Composting in North Hills: Part One

For nearly 20 years, we’ve worked to create a sustainable North Hills through innovative initiatives. This spring, we’ve partnered with Food FWD and Waste Industries to create a composting program designed to lessen the amount of waste produced across North Hills.In a three-part series, we’ll profile each of the partnering organizations to give you an inside look into the new program. Today, we’re kicking off with Noah Marsh, founder of Food FWD 

Tell me about your company, and how you got started.

Noah Marsh: Our mission is to make food waste diversion easy and economical for the Triangle food industry. I got the idea for Food FWD while working as a kitchen manager for a restaurant. In order to better understand where we were wasting food, I didn’t allow my staff to throw food in the normal trash. Instead, they had to throw it into a bucket. At the end of the shift, I'd ask them how that food ended up in the bucket. This allowed us to figure out the “why” behind the wasted food.However, I then had all this food that I was throwing back into a dumpster to go to the landfill. I knew there were better things that could be done with it. I grew up with a compost heap in my backyard, and I knew farmers loved feeding some leftover food to chickens, hogs, and cows. Unfortunately, I couldn't find a solution that was reliable and dependable enough to take the material. Everyone wanted the food waste, but no one could come get it consistently enough for me to go for it.In the end, I found that composting was the best option for my restaurant because it meant we were repurposing more than just food. Once I figured this out, I quit my job, bought a garbage truck, and started collecting food waste.

What are some of the benefits of composting?

NM: Composting is nature's way of recycling things that were once alive. Some of the benefits of composting are that we reduce the amount of waste going to landfills, reduce carbon emissions, and increase soil health so farmers can grow more food naturally and use fewer chemicals. In short, the benefit of composting is that it closes the loop on farm-to-table-back-to-farm.

How do you foresee the concept of composting growing over the next 3-5 years? 5-10 years?

NM: Today, people think of composting like we thought of recycling when I was in elementary school. People are just now understanding what it is and learning more about it. As my generation and the next generation continue to become more of the dining public, composting will become more and more commonplace. Since we've grown up with recycling and, now, composting, we expect to see those things wherever we go. If a business isn't recycling or composting, it's a huge turnoff. In 3-5 years, composting will no longer be the "new thing" that only a handful of restaurants are doing. Within 10 years, composting will be crossing the tipping point into mainstream acceptance.

Tell us about your partnership with Waste Industries.
———
• **INSTRUCTION 1**
In the composting interview, what job did Noah Marsh have when he got the idea for Food FWD?
• **INSTRUCTION 2**
Please write out everything in the composting interview from "NM: Composting is" down to "years? 5-10 years?".
The lines that come next are separate material and not part of the composting interview.

• **INFORMATION SHOWN**
———
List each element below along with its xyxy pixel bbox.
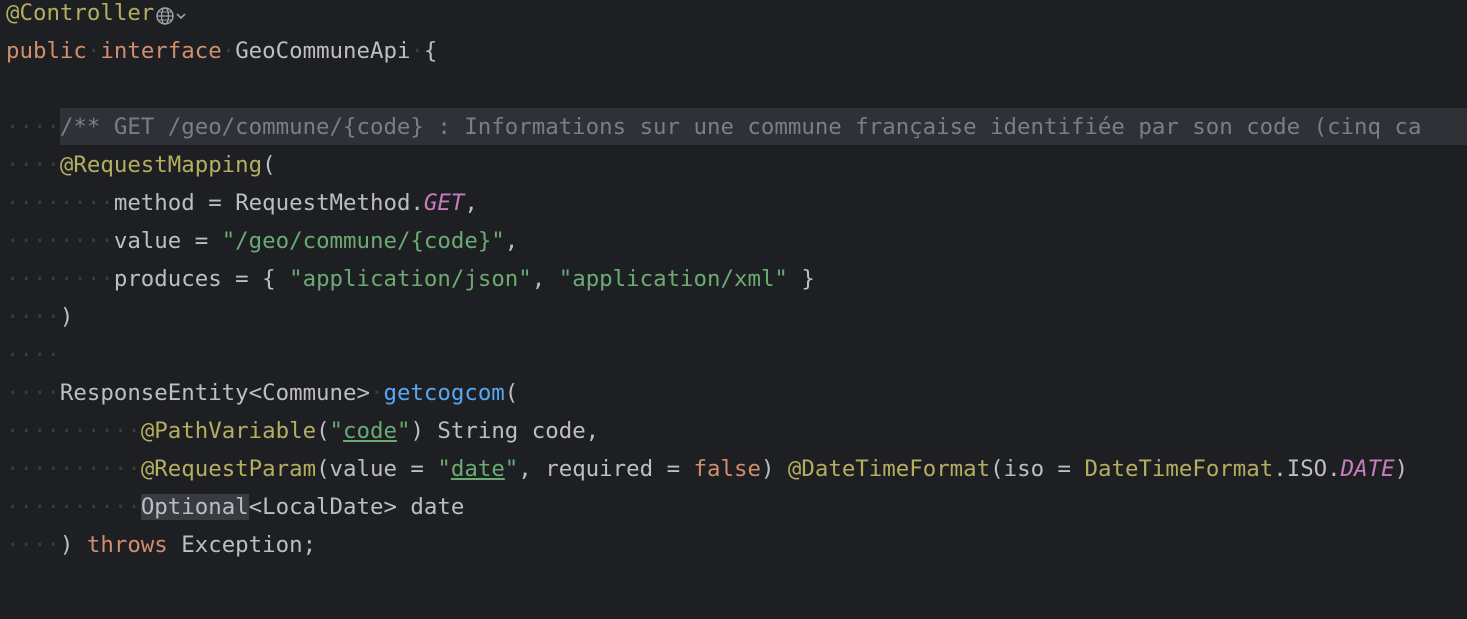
———
• **REPLY 1**
He was working as a kitchen manager for a restaurant.

• **REPLY 2**
NM: Composting is nature's way of recycling things that were once alive. Some of the benefits of composting are that we reduce the amount of waste going to landfills, reduce carbon emissions, and increase soil health so farmers can grow more food naturally and use fewer chemicals. In short, the benefit of composting is that it closes the loop on farm-to-table-back-to-farm.

How do you foresee the concept of composting growing over the next 3-5 years? 5-10 years?